● **Task brief**
Write out the listing below again, precisely as it is given.

Stored data:
>> begin

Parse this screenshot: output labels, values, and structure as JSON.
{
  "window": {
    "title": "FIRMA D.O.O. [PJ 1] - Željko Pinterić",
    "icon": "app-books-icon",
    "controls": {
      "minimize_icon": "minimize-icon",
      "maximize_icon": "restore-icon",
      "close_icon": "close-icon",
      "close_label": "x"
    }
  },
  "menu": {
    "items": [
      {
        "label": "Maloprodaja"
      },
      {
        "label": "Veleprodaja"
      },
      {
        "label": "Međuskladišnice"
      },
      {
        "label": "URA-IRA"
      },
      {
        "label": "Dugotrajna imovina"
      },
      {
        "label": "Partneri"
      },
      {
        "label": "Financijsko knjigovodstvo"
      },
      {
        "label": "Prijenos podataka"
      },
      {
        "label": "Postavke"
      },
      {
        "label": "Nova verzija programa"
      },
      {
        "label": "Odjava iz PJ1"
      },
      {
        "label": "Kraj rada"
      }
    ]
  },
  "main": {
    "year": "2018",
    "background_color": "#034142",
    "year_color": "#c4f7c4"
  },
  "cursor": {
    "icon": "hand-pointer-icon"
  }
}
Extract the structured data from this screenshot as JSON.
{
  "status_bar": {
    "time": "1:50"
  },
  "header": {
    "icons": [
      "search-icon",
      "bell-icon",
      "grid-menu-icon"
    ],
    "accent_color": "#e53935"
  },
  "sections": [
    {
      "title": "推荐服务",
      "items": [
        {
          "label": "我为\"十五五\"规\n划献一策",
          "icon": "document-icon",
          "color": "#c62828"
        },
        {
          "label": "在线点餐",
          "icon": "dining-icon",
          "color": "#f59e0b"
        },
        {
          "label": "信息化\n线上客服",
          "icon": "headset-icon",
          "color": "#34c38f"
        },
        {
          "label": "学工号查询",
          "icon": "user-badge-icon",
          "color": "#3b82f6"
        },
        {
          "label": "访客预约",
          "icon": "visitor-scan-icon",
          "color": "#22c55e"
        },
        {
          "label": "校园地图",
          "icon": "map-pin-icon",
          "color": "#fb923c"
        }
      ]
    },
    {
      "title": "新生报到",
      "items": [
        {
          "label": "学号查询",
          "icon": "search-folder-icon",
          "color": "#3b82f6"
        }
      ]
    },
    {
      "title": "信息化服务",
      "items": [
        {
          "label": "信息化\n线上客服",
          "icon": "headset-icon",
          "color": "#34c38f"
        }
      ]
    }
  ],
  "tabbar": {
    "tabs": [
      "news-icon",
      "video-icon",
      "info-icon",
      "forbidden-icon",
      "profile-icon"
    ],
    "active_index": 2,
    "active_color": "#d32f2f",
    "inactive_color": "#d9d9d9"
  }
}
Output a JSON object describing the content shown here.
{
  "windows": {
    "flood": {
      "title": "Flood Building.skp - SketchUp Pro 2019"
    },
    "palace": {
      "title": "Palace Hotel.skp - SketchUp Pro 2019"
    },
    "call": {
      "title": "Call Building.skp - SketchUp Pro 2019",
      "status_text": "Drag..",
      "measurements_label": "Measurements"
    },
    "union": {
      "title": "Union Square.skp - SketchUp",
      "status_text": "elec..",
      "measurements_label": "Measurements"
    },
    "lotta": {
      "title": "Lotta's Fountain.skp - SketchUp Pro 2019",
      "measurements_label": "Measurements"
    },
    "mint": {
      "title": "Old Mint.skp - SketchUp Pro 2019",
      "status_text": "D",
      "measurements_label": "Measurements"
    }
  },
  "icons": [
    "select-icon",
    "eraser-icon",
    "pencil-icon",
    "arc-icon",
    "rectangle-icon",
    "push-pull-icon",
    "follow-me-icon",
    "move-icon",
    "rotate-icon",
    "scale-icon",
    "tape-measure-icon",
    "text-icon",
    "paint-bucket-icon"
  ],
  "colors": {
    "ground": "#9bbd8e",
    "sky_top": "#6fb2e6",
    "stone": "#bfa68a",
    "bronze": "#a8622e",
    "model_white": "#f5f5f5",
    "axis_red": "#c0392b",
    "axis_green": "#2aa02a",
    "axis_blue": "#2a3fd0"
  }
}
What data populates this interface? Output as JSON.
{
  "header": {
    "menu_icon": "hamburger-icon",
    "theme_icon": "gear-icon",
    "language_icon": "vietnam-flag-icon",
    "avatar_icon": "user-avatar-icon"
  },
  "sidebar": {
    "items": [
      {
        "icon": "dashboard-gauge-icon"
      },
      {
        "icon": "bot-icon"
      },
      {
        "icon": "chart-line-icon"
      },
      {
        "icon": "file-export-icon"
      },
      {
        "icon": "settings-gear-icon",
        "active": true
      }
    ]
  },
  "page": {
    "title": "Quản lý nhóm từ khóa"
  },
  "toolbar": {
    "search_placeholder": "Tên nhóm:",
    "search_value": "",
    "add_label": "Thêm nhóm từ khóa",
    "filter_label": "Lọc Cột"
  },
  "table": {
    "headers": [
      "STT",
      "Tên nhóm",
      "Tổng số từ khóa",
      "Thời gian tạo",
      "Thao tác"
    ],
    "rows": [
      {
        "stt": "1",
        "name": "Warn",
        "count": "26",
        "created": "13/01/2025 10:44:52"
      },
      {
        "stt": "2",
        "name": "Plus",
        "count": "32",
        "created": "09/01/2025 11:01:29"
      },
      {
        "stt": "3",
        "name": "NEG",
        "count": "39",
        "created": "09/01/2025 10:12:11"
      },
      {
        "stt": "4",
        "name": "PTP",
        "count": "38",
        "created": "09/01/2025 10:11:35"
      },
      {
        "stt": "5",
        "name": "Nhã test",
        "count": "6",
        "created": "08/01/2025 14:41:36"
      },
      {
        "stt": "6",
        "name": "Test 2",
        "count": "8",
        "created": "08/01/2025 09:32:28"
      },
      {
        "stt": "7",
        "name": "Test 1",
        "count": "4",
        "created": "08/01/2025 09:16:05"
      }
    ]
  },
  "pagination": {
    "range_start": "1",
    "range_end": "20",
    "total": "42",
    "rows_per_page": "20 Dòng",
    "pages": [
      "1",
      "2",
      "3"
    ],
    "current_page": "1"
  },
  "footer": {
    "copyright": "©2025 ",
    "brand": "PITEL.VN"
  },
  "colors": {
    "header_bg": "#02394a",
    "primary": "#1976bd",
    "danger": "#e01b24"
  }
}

>> end

● **Result below**
Parse this screenshot: output labels, values, and structure as JSON.
{
  "window": {
    "title": "FIRMA D.O.O. [PJ 1] - Željko Pinterić",
    "icon": "app-books-icon",
    "controls": {
      "minimize_icon": "minimize-icon",
      "maximize_icon": "restore-icon",
      "close_icon": "close-icon",
      "close_label": "x"
    }
  },
  "menu": {
    "items": [
      {
        "label": "Maloprodaja"
      },
      {
        "label": "Veleprodaja"
      },
      {
        "label": "Međuskladišnice"
      },
      {
        "label": "URA-IRA"
      },
      {
        "label": "Dugotrajna imovina"
      },
      {
        "label": "Partneri"
      },
      {
        "label": "Financijsko knjigovodstvo"
      },
      {
        "label": "Prijenos podataka"
      },
      {
        "label": "Postavke"
      },
      {
        "label": "Nova verzija programa"
      },
      {
        "label": "Odjava iz PJ1"
      },
      {
        "label": "Kraj rada"
      }
    ]
  },
  "main": {
    "year": "2018",
    "background_color": "#034142",
    "year_color": "#c4f7c4"
  },
  "cursor": {
    "icon": "hand-pointer-icon"
  }
}
Extract the structured data from this screenshot as JSON.
{
  "status_bar": {
    "time": "1:50"
  },
  "header": {
    "icons": [
      "search-icon",
      "bell-icon",
      "grid-menu-icon"
    ],
    "accent_color": "#e53935"
  },
  "sections": [
    {
      "title": "推荐服务",
      "items": [
        {
          "label": "我为\"十五五\"规\n划献一策",
          "icon": "document-icon",
          "color": "#c62828"
        },
        {
          "label": "在线点餐",
          "icon": "dining-icon",
          "color": "#f59e0b"
        },
        {
          "label": "信息化\n线上客服",
          "icon": "headset-icon",
          "color": "#34c38f"
        },
        {
          "label": "学工号查询",
          "icon": "user-badge-icon",
          "color": "#3b82f6"
        },
        {
          "label": "访客预约",
          "icon": "visitor-scan-icon",
          "color": "#22c55e"
        },
        {
          "label": "校园地图",
          "icon": "map-pin-icon",
          "color": "#fb923c"
        }
      ]
    },
    {
      "title": "新生报到",
      "items": [
        {
          "label": "学号查询",
          "icon": "search-folder-icon",
          "color": "#3b82f6"
        }
      ]
    },
    {
      "title": "信息化服务",
      "items": [
        {
          "label": "信息化\n线上客服",
          "icon": "headset-icon",
          "color": "#34c38f"
        }
      ]
    }
  ],
  "tabbar": {
    "tabs": [
      "news-icon",
      "video-icon",
      "info-icon",
      "forbidden-icon",
      "profile-icon"
    ],
    "active_index": 2,
    "active_color": "#d32f2f",
    "inactive_color": "#d9d9d9"
  }
}
Output a JSON object describing the content shown here.
{
  "windows": {
    "flood": {
      "title": "Flood Building.skp - SketchUp Pro 2019"
    },
    "palace": {
      "title": "Palace Hotel.skp - SketchUp Pro 2019"
    },
    "call": {
      "title": "Call Building.skp - SketchUp Pro 2019",
      "status_text": "Drag..",
      "measurements_label": "Measurements"
    },
    "union": {
      "title": "Union Square.skp - SketchUp",
      "status_text": "elec..",
      "measurements_label": "Measurements"
    },
    "lotta": {
      "title": "Lotta's Fountain.skp - SketchUp Pro 2019",
      "measurements_label": "Measurements"
    },
    "mint": {
      "title": "Old Mint.skp - SketchUp Pro 2019",
      "status_text": "D",
      "measurements_label": "Measurements"
    }
  },
  "icons": [
    "select-icon",
    "eraser-icon",
    "pencil-icon",
    "arc-icon",
    "rectangle-icon",
    "push-pull-icon",
    "follow-me-icon",
    "move-icon",
    "rotate-icon",
    "scale-icon",
    "tape-measure-icon",
    "text-icon",
    "paint-bucket-icon"
  ],
  "colors": {
    "ground": "#9bbd8e",
    "sky_top": "#6fb2e6",
    "stone": "#bfa68a",
    "bronze": "#a8622e",
    "model_white": "#f5f5f5",
    "axis_red": "#c0392b",
    "axis_green": "#2aa02a",
    "axis_blue": "#2a3fd0"
  }
}
What data populates this interface? Output as JSON.
{
  "header": {
    "menu_icon": "hamburger-icon",
    "theme_icon": "gear-icon",
    "language_icon": "vietnam-flag-icon",
    "avatar_icon": "user-avatar-icon"
  },
  "sidebar": {
    "items": [
      {
        "icon": "dashboard-gauge-icon"
      },
      {
        "icon": "bot-icon"
      },
      {
        "icon": "chart-line-icon"
      },
      {
        "icon": "file-export-icon"
      },
      {
        "icon": "settings-gear-icon",
        "active": true
      }
    ]
  },
  "page": {
    "title": "Quản lý nhóm từ khóa"
  },
  "toolbar": {
    "search_placeholder": "Tên nhóm:",
    "search_value": "",
    "add_label": "Thêm nhóm từ khóa",
    "filter_label": "Lọc Cột"
  },
  "table": {
    "headers": [
      "STT",
      "Tên nhóm",
      "Tổng số từ khóa",
      "Thời gian tạo",
      "Thao tác"
    ],
    "rows": [
      {
        "stt": "1",
        "name": "Warn",
        "count": "26",
        "created": "13/01/2025 10:44:52"
      },
      {
        "stt": "2",
        "name": "Plus",
        "count": "32",
        "created": "09/01/2025 11:01:29"
      },
      {
        "stt": "3",
        "name": "NEG",
        "count": "39",
        "created": "09/01/2025 10:12:11"
      },
      {
        "stt": "4",
        "name": "PTP",
        "count": "38",
        "created": "09/01/2025 10:11:35"
      },
      {
        "stt": "5",
        "name": "Nhã test",
        "count": "6",
        "created": "08/01/2025 14:41:36"
      },
      {
        "stt": "6",
        "name": "Test 2",
        "count": "8",
        "created": "08/01/2025 09:32:28"
      },
      {
        "stt": "7",
        "name": "Test 1",
        "count": "4",
        "created": "08/01/2025 09:16:05"
      }
    ]
  },
  "pagination": {
    "range_start": "1",
    "range_end": "20",
    "total": "42",
    "rows_per_page": "20 Dòng",
    "pages": [
      "1",
      "2",
      "3"
    ],
    "current_page": "1"
  },
  "footer": {
    "copyright": "©2025 ",
    "brand": "PITEL.VN"
  },
  "colors": {
    "header_bg": "#02394a",
    "primary": "#1976bd",
    "danger": "#e01b24"
  }
}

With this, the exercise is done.